Find the word "when" in the records below. List each line containing it.

**Task data**
━━━━━━

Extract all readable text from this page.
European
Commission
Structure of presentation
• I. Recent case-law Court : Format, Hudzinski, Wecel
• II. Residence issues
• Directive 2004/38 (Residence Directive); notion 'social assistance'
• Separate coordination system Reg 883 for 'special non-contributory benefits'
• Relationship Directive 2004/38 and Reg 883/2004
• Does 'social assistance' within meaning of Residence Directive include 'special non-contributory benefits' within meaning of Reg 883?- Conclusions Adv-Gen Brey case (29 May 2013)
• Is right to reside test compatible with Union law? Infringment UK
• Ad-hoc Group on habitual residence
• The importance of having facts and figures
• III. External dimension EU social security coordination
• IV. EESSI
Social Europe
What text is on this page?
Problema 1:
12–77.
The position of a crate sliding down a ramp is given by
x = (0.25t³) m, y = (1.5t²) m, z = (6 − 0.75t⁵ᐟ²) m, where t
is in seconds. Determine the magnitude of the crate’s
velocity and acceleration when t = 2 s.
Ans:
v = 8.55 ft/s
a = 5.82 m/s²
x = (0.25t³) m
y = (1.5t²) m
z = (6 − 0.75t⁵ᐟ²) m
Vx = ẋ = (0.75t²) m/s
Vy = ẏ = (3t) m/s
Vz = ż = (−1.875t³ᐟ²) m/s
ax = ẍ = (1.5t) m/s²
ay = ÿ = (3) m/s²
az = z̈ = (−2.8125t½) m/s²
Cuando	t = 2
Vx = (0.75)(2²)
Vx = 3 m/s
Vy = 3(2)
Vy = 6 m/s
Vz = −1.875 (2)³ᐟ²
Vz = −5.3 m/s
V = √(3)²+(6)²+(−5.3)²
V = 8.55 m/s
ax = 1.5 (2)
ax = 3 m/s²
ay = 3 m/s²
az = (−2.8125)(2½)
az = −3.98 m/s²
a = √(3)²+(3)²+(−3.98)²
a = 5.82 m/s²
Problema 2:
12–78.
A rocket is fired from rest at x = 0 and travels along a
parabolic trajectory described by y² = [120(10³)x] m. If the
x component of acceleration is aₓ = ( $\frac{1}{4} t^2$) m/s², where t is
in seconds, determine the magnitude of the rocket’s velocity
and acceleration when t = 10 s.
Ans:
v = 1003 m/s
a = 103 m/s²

━━━━━━

**Result**
velocity and acceleration when t = 2 s.
and acceleration when t = 10 s.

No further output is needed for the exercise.